Required work => Make an exact copy of all the data.

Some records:
▼

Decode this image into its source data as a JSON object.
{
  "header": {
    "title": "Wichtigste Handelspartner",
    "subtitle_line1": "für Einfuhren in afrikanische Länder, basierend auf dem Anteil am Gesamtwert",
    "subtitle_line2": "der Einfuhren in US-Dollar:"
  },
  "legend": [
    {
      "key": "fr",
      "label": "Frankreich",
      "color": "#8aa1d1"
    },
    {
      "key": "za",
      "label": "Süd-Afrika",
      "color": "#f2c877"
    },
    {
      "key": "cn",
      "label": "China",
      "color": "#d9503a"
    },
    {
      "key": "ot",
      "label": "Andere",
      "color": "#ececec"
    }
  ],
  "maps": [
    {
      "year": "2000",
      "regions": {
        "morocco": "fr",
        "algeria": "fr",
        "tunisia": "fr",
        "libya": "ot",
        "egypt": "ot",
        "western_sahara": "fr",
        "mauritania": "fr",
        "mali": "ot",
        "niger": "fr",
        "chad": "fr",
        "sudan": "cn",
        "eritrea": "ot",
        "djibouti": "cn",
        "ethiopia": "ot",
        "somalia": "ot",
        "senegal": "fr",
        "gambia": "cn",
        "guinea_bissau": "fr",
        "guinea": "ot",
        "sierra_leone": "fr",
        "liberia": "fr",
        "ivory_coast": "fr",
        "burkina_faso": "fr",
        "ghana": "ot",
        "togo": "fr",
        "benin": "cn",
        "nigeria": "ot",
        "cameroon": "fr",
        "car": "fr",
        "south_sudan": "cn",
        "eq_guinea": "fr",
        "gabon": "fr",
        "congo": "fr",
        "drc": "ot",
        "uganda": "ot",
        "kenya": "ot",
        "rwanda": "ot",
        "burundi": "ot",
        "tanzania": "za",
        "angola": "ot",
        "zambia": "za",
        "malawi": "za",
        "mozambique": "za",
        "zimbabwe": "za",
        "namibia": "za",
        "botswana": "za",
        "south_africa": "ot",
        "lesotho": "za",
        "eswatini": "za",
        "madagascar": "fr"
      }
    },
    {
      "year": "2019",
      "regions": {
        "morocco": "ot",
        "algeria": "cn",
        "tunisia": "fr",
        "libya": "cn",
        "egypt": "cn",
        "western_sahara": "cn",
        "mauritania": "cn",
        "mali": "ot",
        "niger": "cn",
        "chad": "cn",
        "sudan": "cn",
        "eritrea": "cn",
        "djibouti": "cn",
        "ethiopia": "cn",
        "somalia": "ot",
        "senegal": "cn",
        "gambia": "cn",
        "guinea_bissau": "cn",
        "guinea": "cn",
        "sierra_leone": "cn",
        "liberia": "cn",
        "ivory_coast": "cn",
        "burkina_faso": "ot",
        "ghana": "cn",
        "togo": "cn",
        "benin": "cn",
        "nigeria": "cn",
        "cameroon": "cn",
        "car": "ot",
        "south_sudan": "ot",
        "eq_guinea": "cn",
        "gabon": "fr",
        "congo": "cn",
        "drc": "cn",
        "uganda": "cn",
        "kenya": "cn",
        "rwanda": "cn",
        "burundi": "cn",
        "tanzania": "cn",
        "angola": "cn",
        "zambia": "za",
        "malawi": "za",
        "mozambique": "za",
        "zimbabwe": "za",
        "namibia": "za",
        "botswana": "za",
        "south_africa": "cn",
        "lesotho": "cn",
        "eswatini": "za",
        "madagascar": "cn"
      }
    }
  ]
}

▲

Task answer =>
Decode this image into its source data as a JSON object.
{
  "header": {
    "title": "Wichtigste Handelspartner",
    "subtitle_line1": "für Einfuhren in afrikanische Länder, basierend auf dem Anteil am Gesamtwert",
    "subtitle_line2": "der Einfuhren in US-Dollar:"
  },
  "legend": [
    {
      "key": "fr",
      "label": "Frankreich",
      "color": "#8aa1d1"
    },
    {
      "key": "za",
      "label": "Süd-Afrika",
      "color": "#f2c877"
    },
    {
      "key": "cn",
      "label": "China",
      "color": "#d9503a"
    },
    {
      "key": "ot",
      "label": "Andere",
      "color": "#ececec"
    }
  ],
  "maps": [
    {
      "year": "2000",
      "regions": {
        "morocco": "fr",
        "algeria": "fr",
        "tunisia": "fr",
        "libya": "ot",
        "egypt": "ot",
        "western_sahara": "fr",
        "mauritania": "fr",
        "mali": "ot",
        "niger": "fr",
        "chad": "fr",
        "sudan": "cn",
        "eritrea": "ot",
        "djibouti": "cn",
        "ethiopia": "ot",
        "somalia": "ot",
        "senegal": "fr",
        "gambia": "cn",
        "guinea_bissau": "fr",
        "guinea": "ot",
        "sierra_leone": "fr",
        "liberia": "fr",
        "ivory_coast": "fr",
        "burkina_faso": "fr",
        "ghana": "ot",
        "togo": "fr",
        "benin": "cn",
        "nigeria": "ot",
        "cameroon": "fr",
        "car": "fr",
        "south_sudan": "cn",
        "eq_guinea": "fr",
        "gabon": "fr",
        "congo": "fr",
        "drc": "ot",
        "uganda": "ot",
        "kenya": "ot",
        "rwanda": "ot",
        "burundi": "ot",
        "tanzania": "za",
        "angola": "ot",
        "zambia": "za",
        "malawi": "za",
        "mozambique": "za",
        "zimbabwe": "za",
        "namibia": "za",
        "botswana": "za",
        "south_africa": "ot",
        "lesotho": "za",
        "eswatini": "za",
        "madagascar": "fr"
      }
    },
    {
      "year": "2019",
      "regions": {
        "morocco": "ot",
        "algeria": "cn",
        "tunisia": "fr",
        "libya": "cn",
        "egypt": "cn",
        "western_sahara": "cn",
        "mauritania": "cn",
        "mali": "ot",
        "niger": "cn",
        "chad": "cn",
        "sudan": "cn",
        "eritrea": "cn",
        "djibouti": "cn",
        "ethiopia": "cn",
        "somalia": "ot",
        "senegal": "cn",
        "gambia": "cn",
        "guinea_bissau": "cn",
        "guinea": "cn",
        "sierra_leone": "cn",
        "liberia": "cn",
        "ivory_coast": "cn",
        "burkina_faso": "ot",
        "ghana": "cn",
        "togo": "cn",
        "benin": "cn",
        "nigeria": "cn",
        "cameroon": "cn",
        "car": "ot",
        "south_sudan": "ot",
        "eq_guinea": "cn",
        "gabon": "fr",
        "congo": "cn",
        "drc": "cn",
        "uganda": "cn",
        "kenya": "cn",
        "rwanda": "cn",
        "burundi": "cn",
        "tanzania": "cn",
        "angola": "cn",
        "zambia": "za",
        "malawi": "za",
        "mozambique": "za",
        "zimbabwe": "za",
        "namibia": "za",
        "botswana": "za",
        "south_africa": "cn",
        "lesotho": "cn",
        "eswatini": "za",
        "madagascar": "cn"
      }
    }
  ]
}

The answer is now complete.